## AIM OF THE TASK
Below is a listing to write out in full, exactly as given, without its pictures.

===== RECORDS SUPPLIED =====

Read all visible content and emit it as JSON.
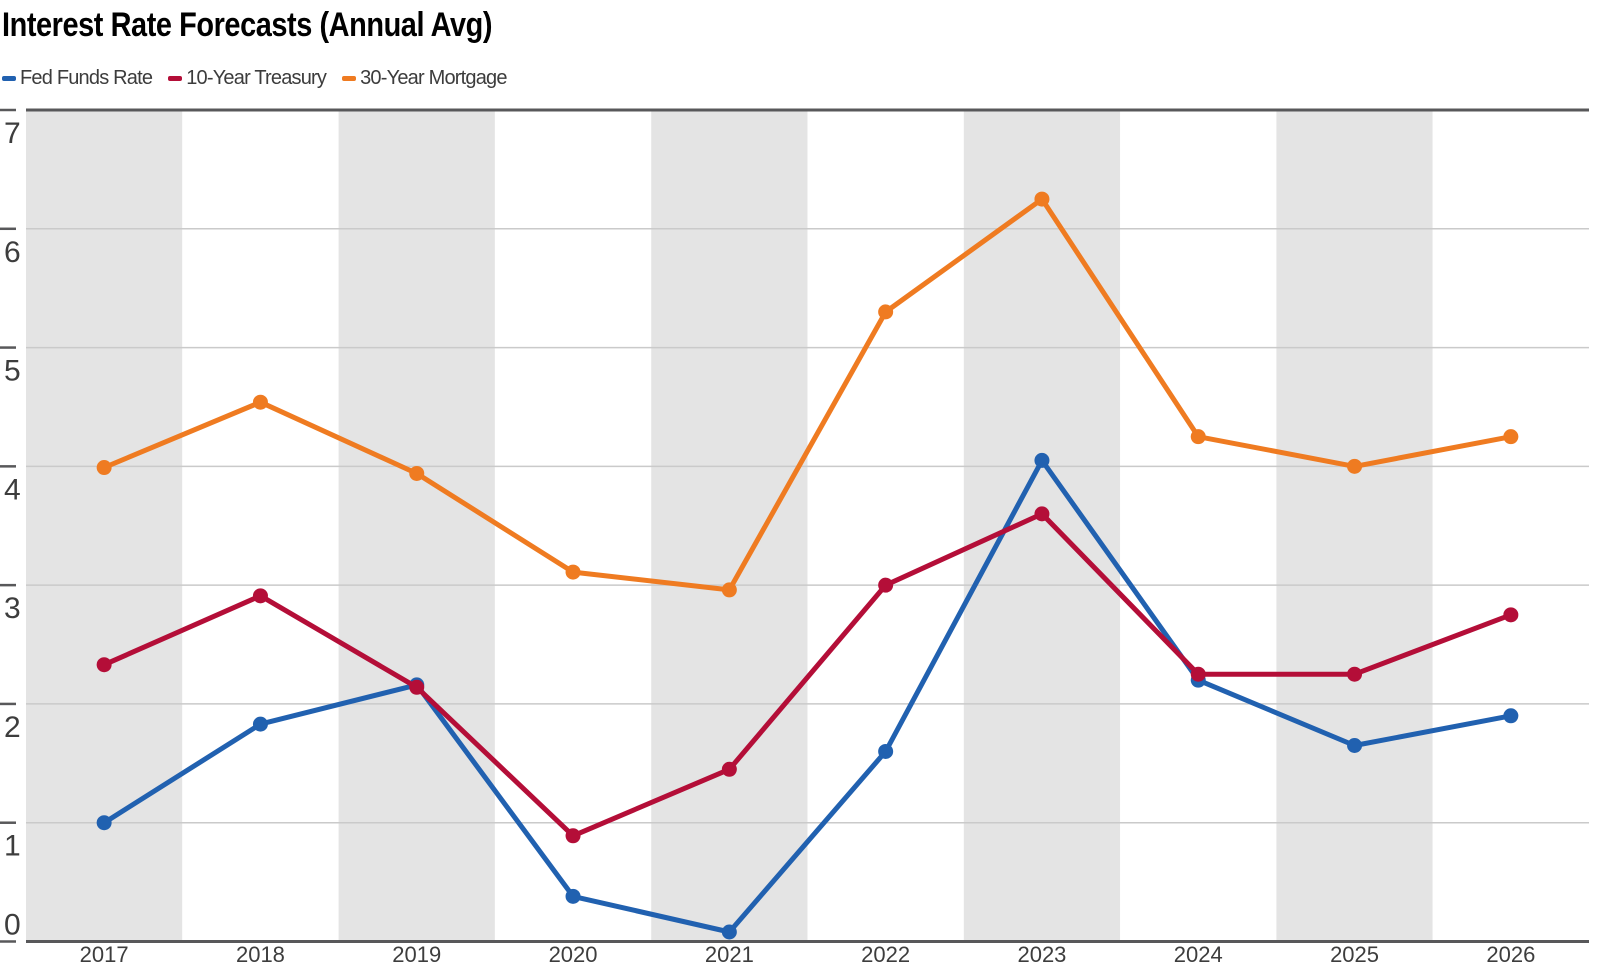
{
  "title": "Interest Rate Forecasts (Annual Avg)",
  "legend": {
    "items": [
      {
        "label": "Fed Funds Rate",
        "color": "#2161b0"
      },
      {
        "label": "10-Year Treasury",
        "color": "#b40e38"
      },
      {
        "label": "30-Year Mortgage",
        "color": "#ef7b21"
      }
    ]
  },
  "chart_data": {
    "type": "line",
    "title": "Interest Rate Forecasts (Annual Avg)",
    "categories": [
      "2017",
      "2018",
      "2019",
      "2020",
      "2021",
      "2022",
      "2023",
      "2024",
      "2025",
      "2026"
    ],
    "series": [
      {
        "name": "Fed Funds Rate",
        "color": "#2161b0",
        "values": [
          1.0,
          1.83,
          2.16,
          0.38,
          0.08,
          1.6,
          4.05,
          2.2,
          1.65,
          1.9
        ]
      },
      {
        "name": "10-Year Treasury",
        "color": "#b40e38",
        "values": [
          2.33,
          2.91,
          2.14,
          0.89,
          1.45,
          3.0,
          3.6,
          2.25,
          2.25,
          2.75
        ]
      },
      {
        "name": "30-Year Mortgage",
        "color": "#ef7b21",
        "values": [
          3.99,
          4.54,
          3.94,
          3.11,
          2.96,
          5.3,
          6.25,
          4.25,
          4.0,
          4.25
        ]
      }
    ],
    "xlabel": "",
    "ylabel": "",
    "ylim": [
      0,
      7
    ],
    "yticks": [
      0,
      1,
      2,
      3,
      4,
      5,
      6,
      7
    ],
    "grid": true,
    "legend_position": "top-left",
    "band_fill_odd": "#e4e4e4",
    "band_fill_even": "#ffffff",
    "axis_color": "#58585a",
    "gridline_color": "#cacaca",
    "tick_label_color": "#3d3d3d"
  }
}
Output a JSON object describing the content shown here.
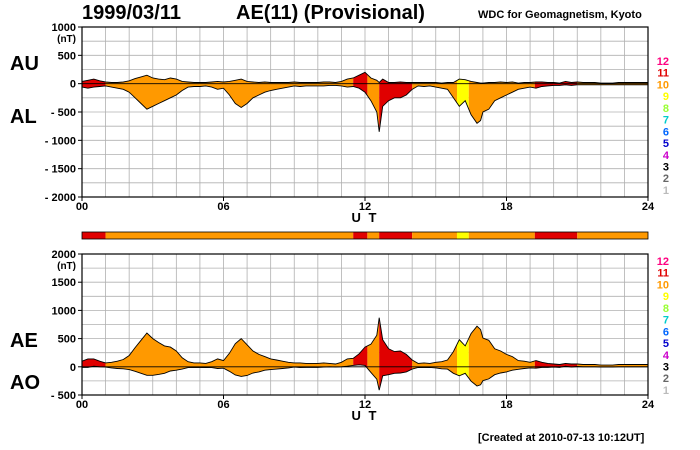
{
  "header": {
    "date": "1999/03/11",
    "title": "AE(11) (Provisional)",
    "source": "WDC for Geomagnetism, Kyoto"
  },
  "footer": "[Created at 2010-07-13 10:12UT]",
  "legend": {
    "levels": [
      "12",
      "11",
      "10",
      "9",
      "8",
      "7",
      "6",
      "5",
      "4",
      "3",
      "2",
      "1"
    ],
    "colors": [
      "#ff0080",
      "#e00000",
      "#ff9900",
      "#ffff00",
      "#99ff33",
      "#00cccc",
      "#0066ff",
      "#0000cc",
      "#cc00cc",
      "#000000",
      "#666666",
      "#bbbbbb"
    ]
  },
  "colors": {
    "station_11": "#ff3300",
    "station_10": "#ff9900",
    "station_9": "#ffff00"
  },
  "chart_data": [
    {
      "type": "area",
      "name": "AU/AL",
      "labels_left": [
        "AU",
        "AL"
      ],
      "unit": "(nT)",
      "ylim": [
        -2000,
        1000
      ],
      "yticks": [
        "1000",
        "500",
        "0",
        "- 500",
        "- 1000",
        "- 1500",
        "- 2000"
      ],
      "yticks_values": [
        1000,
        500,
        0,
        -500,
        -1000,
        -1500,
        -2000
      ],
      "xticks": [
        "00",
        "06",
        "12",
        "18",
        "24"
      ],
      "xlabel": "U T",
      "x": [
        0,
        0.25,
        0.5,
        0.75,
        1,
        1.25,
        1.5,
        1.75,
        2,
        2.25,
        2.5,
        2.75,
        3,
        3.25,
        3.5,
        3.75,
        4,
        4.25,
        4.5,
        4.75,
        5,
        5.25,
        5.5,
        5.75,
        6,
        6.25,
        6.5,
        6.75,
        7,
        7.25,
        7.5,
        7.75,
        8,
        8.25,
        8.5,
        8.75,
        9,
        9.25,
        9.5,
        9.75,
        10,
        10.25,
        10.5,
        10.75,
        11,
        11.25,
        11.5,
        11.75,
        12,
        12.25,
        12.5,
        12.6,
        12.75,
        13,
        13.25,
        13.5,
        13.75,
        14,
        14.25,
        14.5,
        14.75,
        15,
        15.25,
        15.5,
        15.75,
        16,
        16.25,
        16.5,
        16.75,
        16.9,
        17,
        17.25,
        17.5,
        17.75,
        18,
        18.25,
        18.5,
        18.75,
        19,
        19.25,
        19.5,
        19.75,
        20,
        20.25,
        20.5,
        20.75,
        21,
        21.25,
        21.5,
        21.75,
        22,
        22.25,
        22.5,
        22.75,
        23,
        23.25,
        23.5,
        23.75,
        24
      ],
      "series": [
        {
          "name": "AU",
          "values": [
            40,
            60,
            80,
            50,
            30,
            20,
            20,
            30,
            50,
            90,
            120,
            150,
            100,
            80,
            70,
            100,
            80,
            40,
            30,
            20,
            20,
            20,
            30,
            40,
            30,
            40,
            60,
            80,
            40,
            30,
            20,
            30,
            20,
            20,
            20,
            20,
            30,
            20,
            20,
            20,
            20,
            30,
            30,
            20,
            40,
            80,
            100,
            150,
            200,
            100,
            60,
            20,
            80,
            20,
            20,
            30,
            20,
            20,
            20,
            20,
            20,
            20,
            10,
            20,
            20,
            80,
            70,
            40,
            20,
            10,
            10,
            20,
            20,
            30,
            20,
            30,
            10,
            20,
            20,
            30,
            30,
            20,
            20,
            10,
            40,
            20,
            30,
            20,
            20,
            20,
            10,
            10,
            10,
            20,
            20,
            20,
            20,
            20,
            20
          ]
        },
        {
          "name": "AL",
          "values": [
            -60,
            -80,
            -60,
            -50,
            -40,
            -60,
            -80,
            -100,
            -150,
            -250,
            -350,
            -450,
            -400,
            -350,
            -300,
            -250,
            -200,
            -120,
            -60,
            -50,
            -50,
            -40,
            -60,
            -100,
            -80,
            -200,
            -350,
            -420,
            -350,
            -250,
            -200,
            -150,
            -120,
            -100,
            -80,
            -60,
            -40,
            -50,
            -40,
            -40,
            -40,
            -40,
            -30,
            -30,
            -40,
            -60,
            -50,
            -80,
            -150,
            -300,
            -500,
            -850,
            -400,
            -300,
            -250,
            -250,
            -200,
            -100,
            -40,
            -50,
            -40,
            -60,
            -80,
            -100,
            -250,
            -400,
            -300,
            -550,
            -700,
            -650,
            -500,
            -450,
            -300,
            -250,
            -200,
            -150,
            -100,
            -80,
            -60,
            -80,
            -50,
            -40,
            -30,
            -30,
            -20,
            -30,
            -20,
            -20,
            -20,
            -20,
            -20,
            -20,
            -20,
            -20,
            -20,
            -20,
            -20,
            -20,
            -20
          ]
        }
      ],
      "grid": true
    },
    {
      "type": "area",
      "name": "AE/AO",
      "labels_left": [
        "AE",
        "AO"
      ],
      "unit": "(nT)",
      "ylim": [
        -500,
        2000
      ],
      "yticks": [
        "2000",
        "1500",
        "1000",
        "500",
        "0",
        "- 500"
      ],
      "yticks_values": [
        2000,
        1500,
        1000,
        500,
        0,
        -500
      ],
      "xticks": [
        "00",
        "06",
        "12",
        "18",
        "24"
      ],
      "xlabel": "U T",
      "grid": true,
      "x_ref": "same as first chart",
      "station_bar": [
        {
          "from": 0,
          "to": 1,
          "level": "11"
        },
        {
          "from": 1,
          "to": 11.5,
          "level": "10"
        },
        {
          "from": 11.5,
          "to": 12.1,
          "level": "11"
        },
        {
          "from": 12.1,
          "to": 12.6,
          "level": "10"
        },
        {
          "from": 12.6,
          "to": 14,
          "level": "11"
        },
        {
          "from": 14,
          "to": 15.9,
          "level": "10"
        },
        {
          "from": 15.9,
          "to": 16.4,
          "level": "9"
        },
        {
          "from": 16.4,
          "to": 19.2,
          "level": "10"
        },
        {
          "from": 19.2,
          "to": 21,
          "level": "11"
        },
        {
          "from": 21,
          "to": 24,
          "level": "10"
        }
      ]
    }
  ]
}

=====

## OUTPUT FOR THIS EXERCISE
Read all visible content and emit it as JSON.
{
  "title": "Interest Rate Forecasts (Annual Avg)",
  "legend": {
    "items": [
      {
        "label": "Fed Funds Rate",
        "color": "#2161b0"
      },
      {
        "label": "10-Year Treasury",
        "color": "#b40e38"
      },
      {
        "label": "30-Year Mortgage",
        "color": "#ef7b21"
      }
    ]
  },
  "chart_data": {
    "type": "line",
    "title": "Interest Rate Forecasts (Annual Avg)",
    "categories": [
      "2017",
      "2018",
      "2019",
      "2020",
      "2021",
      "2022",
      "2023",
      "2024",
      "2025",
      "2026"
    ],
    "series": [
      {
        "name": "Fed Funds Rate",
        "color": "#2161b0",
        "values": [
          1.0,
          1.83,
          2.16,
          0.38,
          0.08,
          1.6,
          4.05,
          2.2,
          1.65,
          1.9
        ]
      },
      {
        "name": "10-Year Treasury",
        "color": "#b40e38",
        "values": [
          2.33,
          2.91,
          2.14,
          0.89,
          1.45,
          3.0,
          3.6,
          2.25,
          2.25,
          2.75
        ]
      },
      {
        "name": "30-Year Mortgage",
        "color": "#ef7b21",
        "values": [
          3.99,
          4.54,
          3.94,
          3.11,
          2.96,
          5.3,
          6.25,
          4.25,
          4.0,
          4.25
        ]
      }
    ],
    "xlabel": "",
    "ylabel": "",
    "ylim": [
      0,
      7
    ],
    "yticks": [
      0,
      1,
      2,
      3,
      4,
      5,
      6,
      7
    ],
    "grid": true,
    "legend_position": "top-left",
    "band_fill_odd": "#e4e4e4",
    "band_fill_even": "#ffffff",
    "axis_color": "#58585a",
    "gridline_color": "#cacaca",
    "tick_label_color": "#3d3d3d"
  }
}
Output a JSON object describing the content shown here.
{
  "header": {
    "date": "1999/03/11",
    "title": "AE(11) (Provisional)",
    "source": "WDC for Geomagnetism, Kyoto"
  },
  "footer": "[Created at 2010-07-13 10:12UT]",
  "legend": {
    "levels": [
      "12",
      "11",
      "10",
      "9",
      "8",
      "7",
      "6",
      "5",
      "4",
      "3",
      "2",
      "1"
    ],
    "colors": [
      "#ff0080",
      "#e00000",
      "#ff9900",
      "#ffff00",
      "#99ff33",
      "#00cccc",
      "#0066ff",
      "#0000cc",
      "#cc00cc",
      "#000000",
      "#666666",
      "#bbbbbb"
    ]
  },
  "colors": {
    "station_11": "#ff3300",
    "station_10": "#ff9900",
    "station_9": "#ffff00"
  },
  "chart_data": [
    {
      "type": "area",
      "name": "AU/AL",
      "labels_left": [
        "AU",
        "AL"
      ],
      "unit": "(nT)",
      "ylim": [
        -2000,
        1000
      ],
      "yticks": [
        "1000",
        "500",
        "0",
        "- 500",
        "- 1000",
        "- 1500",
        "- 2000"
      ],
      "yticks_values": [
        1000,
        500,
        0,
        -500,
        -1000,
        -1500,
        -2000
      ],
      "xticks": [
        "00",
        "06",
        "12",
        "18",
        "24"
      ],
      "xlabel": "U T",
      "x": [
        0,
        0.25,
        0.5,
        0.75,
        1,
        1.25,
        1.5,
        1.75,
        2,
        2.25,
        2.5,
        2.75,
        3,
        3.25,
        3.5,
        3.75,
        4,
        4.25,
        4.5,
        4.75,
        5,
        5.25,
        5.5,
        5.75,
        6,
        6.25,
        6.5,
        6.75,
        7,
        7.25,
        7.5,
        7.75,
        8,
        8.25,
        8.5,
        8.75,
        9,
        9.25,
        9.5,
        9.75,
        10,
        10.25,
        10.5,
        10.75,
        11,
        11.25,
        11.5,
        11.75,
        12,
        12.25,
        12.5,
        12.6,
        12.75,
        13,
        13.25,
        13.5,
        13.75,
        14,
        14.25,
        14.5,
        14.75,
        15,
        15.25,
        15.5,
        15.75,
        16,
        16.25,
        16.5,
        16.75,
        16.9,
        17,
        17.25,
        17.5,
        17.75,
        18,
        18.25,
        18.5,
        18.75,
        19,
        19.25,
        19.5,
        19.75,
        20,
        20.25,
        20.5,
        20.75,
        21,
        21.25,
        21.5,
        21.75,
        22,
        22.25,
        22.5,
        22.75,
        23,
        23.25,
        23.5,
        23.75,
        24
      ],
      "series": [
        {
          "name": "AU",
          "values": [
            40,
            60,
            80,
            50,
            30,
            20,
            20,
            30,
            50,
            90,
            120,
            150,
            100,
            80,
            70,
            100,
            80,
            40,
            30,
            20,
            20,
            20,
            30,
            40,
            30,
            40,
            60,
            80,
            40,
            30,
            20,
            30,
            20,
            20,
            20,
            20,
            30,
            20,
            20,
            20,
            20,
            30,
            30,
            20,
            40,
            80,
            100,
            150,
            200,
            100,
            60,
            20,
            80,
            20,
            20,
            30,
            20,
            20,
            20,
            20,
            20,
            20,
            10,
            20,
            20,
            80,
            70,
            40,
            20,
            10,
            10,
            20,
            20,
            30,
            20,
            30,
            10,
            20,
            20,
            30,
            30,
            20,
            20,
            10,
            40,
            20,
            30,
            20,
            20,
            20,
            10,
            10,
            10,
            20,
            20,
            20,
            20,
            20,
            20
          ]
        },
        {
          "name": "AL",
          "values": [
            -60,
            -80,
            -60,
            -50,
            -40,
            -60,
            -80,
            -100,
            -150,
            -250,
            -350,
            -450,
            -400,
            -350,
            -300,
            -250,
            -200,
            -120,
            -60,
            -50,
            -50,
            -40,
            -60,
            -100,
            -80,
            -200,
            -350,
            -420,
            -350,
            -250,
            -200,
            -150,
            -120,
            -100,
            -80,
            -60,
            -40,
            -50,
            -40,
            -40,
            -40,
            -40,
            -30,
            -30,
            -40,
            -60,
            -50,
            -80,
            -150,
            -300,
            -500,
            -850,
            -400,
            -300,
            -250,
            -250,
            -200,
            -100,
            -40,
            -50,
            -40,
            -60,
            -80,
            -100,
            -250,
            -400,
            -300,
            -550,
            -700,
            -650,
            -500,
            -450,
            -300,
            -250,
            -200,
            -150,
            -100,
            -80,
            -60,
            -80,
            -50,
            -40,
            -30,
            -30,
            -20,
            -30,
            -20,
            -20,
            -20,
            -20,
            -20,
            -20,
            -20,
            -20,
            -20,
            -20,
            -20,
            -20,
            -20
          ]
        }
      ],
      "grid": true
    },
    {
      "type": "area",
      "name": "AE/AO",
      "labels_left": [
        "AE",
        "AO"
      ],
      "unit": "(nT)",
      "ylim": [
        -500,
        2000
      ],
      "yticks": [
        "2000",
        "1500",
        "1000",
        "500",
        "0",
        "- 500"
      ],
      "yticks_values": [
        2000,
        1500,
        1000,
        500,
        0,
        -500
      ],
      "xticks": [
        "00",
        "06",
        "12",
        "18",
        "24"
      ],
      "xlabel": "U T",
      "grid": true,
      "x_ref": "same as first chart",
      "station_bar": [
        {
          "from": 0,
          "to": 1,
          "level": "11"
        },
        {
          "from": 1,
          "to": 11.5,
          "level": "10"
        },
        {
          "from": 11.5,
          "to": 12.1,
          "level": "11"
        },
        {
          "from": 12.1,
          "to": 12.6,
          "level": "10"
        },
        {
          "from": 12.6,
          "to": 14,
          "level": "11"
        },
        {
          "from": 14,
          "to": 15.9,
          "level": "10"
        },
        {
          "from": 15.9,
          "to": 16.4,
          "level": "9"
        },
        {
          "from": 16.4,
          "to": 19.2,
          "level": "10"
        },
        {
          "from": 19.2,
          "to": 21,
          "level": "11"
        },
        {
          "from": 21,
          "to": 24,
          "level": "10"
        }
      ]
    }
  ]
}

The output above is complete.